--- Supplied data ---

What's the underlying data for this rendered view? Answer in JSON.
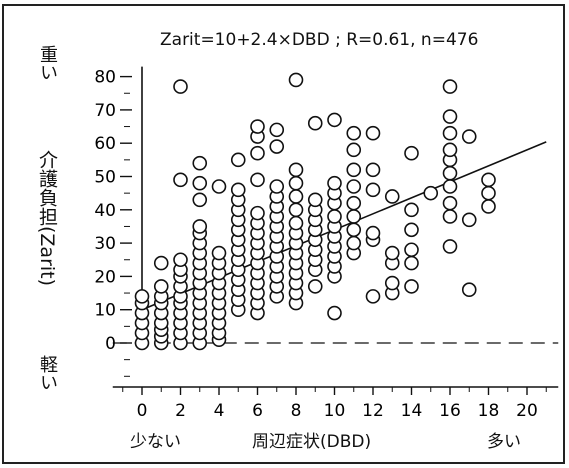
{
  "chart_data": {
    "type": "scatter",
    "title": "Zarit=10+2.4×DBD ; R=0.61,  n=476",
    "xlabel": "周辺症状(DBD)",
    "ylabel": "介護負担(Zarit)",
    "x_low_label": "少ない",
    "x_high_label": "多い",
    "y_high_label": "重い",
    "y_low_label": "軽い",
    "xlim": [
      -1,
      21
    ],
    "ylim": [
      -10,
      83
    ],
    "xticks": [
      0,
      2,
      4,
      6,
      8,
      10,
      12,
      14,
      16,
      18,
      20
    ],
    "yticks": [
      0,
      10,
      20,
      30,
      40,
      50,
      60,
      70,
      80
    ],
    "regression": {
      "intercept": 10,
      "slope": 2.4,
      "x_range": [
        0,
        21
      ]
    },
    "grid": false,
    "legend": "none",
    "points": [
      [
        0,
        0
      ],
      [
        0,
        3
      ],
      [
        0,
        6
      ],
      [
        0,
        9
      ],
      [
        0,
        12
      ],
      [
        0,
        14
      ],
      [
        1,
        0
      ],
      [
        1,
        2
      ],
      [
        1,
        4
      ],
      [
        1,
        6
      ],
      [
        1,
        9
      ],
      [
        1,
        12
      ],
      [
        1,
        14
      ],
      [
        1,
        17
      ],
      [
        1,
        24
      ],
      [
        2,
        0
      ],
      [
        2,
        3
      ],
      [
        2,
        6
      ],
      [
        2,
        9
      ],
      [
        2,
        12
      ],
      [
        2,
        14
      ],
      [
        2,
        17
      ],
      [
        2,
        20
      ],
      [
        2,
        22
      ],
      [
        2,
        25
      ],
      [
        2,
        49
      ],
      [
        2,
        77
      ],
      [
        3,
        0
      ],
      [
        3,
        3
      ],
      [
        3,
        6
      ],
      [
        3,
        9
      ],
      [
        3,
        12
      ],
      [
        3,
        15
      ],
      [
        3,
        18
      ],
      [
        3,
        21
      ],
      [
        3,
        24
      ],
      [
        3,
        27
      ],
      [
        3,
        30
      ],
      [
        3,
        33
      ],
      [
        3,
        35
      ],
      [
        3,
        43
      ],
      [
        3,
        48
      ],
      [
        3,
        54
      ],
      [
        4,
        1
      ],
      [
        4,
        3
      ],
      [
        4,
        6
      ],
      [
        4,
        9
      ],
      [
        4,
        12
      ],
      [
        4,
        15
      ],
      [
        4,
        18
      ],
      [
        4,
        21
      ],
      [
        4,
        24
      ],
      [
        4,
        27
      ],
      [
        4,
        47
      ],
      [
        5,
        10
      ],
      [
        5,
        13
      ],
      [
        5,
        16
      ],
      [
        5,
        19
      ],
      [
        5,
        22
      ],
      [
        5,
        25
      ],
      [
        5,
        28
      ],
      [
        5,
        31
      ],
      [
        5,
        34
      ],
      [
        5,
        37
      ],
      [
        5,
        40
      ],
      [
        5,
        43
      ],
      [
        5,
        46
      ],
      [
        5,
        55
      ],
      [
        6,
        9
      ],
      [
        6,
        12
      ],
      [
        6,
        15
      ],
      [
        6,
        18
      ],
      [
        6,
        21
      ],
      [
        6,
        24
      ],
      [
        6,
        27
      ],
      [
        6,
        30
      ],
      [
        6,
        33
      ],
      [
        6,
        36
      ],
      [
        6,
        39
      ],
      [
        6,
        49
      ],
      [
        6,
        57
      ],
      [
        6,
        62
      ],
      [
        6,
        65
      ],
      [
        7,
        14
      ],
      [
        7,
        17
      ],
      [
        7,
        20
      ],
      [
        7,
        23
      ],
      [
        7,
        26
      ],
      [
        7,
        29
      ],
      [
        7,
        32
      ],
      [
        7,
        35
      ],
      [
        7,
        38
      ],
      [
        7,
        41
      ],
      [
        7,
        44
      ],
      [
        7,
        47
      ],
      [
        7,
        59
      ],
      [
        7,
        64
      ],
      [
        8,
        12
      ],
      [
        8,
        15
      ],
      [
        8,
        18
      ],
      [
        8,
        21
      ],
      [
        8,
        24
      ],
      [
        8,
        27
      ],
      [
        8,
        30
      ],
      [
        8,
        33
      ],
      [
        8,
        36
      ],
      [
        8,
        40
      ],
      [
        8,
        44
      ],
      [
        8,
        48
      ],
      [
        8,
        52
      ],
      [
        8,
        79
      ],
      [
        9,
        17
      ],
      [
        9,
        22
      ],
      [
        9,
        25
      ],
      [
        9,
        28
      ],
      [
        9,
        31
      ],
      [
        9,
        34
      ],
      [
        9,
        37
      ],
      [
        9,
        40
      ],
      [
        9,
        43
      ],
      [
        9,
        66
      ],
      [
        10,
        9
      ],
      [
        10,
        20
      ],
      [
        10,
        23
      ],
      [
        10,
        26
      ],
      [
        10,
        29
      ],
      [
        10,
        32
      ],
      [
        10,
        35
      ],
      [
        10,
        38
      ],
      [
        10,
        42
      ],
      [
        10,
        45
      ],
      [
        10,
        48
      ],
      [
        10,
        67
      ],
      [
        11,
        27
      ],
      [
        11,
        30
      ],
      [
        11,
        34
      ],
      [
        11,
        38
      ],
      [
        11,
        42
      ],
      [
        11,
        47
      ],
      [
        11,
        52
      ],
      [
        11,
        58
      ],
      [
        11,
        63
      ],
      [
        12,
        14
      ],
      [
        12,
        31
      ],
      [
        12,
        33
      ],
      [
        12,
        46
      ],
      [
        12,
        52
      ],
      [
        12,
        63
      ],
      [
        13,
        15
      ],
      [
        13,
        18
      ],
      [
        13,
        24
      ],
      [
        13,
        27
      ],
      [
        13,
        44
      ],
      [
        14,
        17
      ],
      [
        14,
        24
      ],
      [
        14,
        28
      ],
      [
        14,
        34
      ],
      [
        14,
        40
      ],
      [
        14,
        57
      ],
      [
        15,
        45
      ],
      [
        16,
        29
      ],
      [
        16,
        38
      ],
      [
        16,
        42
      ],
      [
        16,
        47
      ],
      [
        16,
        51
      ],
      [
        16,
        55
      ],
      [
        16,
        58
      ],
      [
        16,
        63
      ],
      [
        16,
        68
      ],
      [
        16,
        77
      ],
      [
        17,
        16
      ],
      [
        17,
        37
      ],
      [
        17,
        62
      ],
      [
        18,
        41
      ],
      [
        18,
        45
      ],
      [
        18,
        49
      ]
    ]
  }
}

---

Set exercise:
Count how many lines above include the word "Zarit" and answer with that figure only.

Output for this task:
2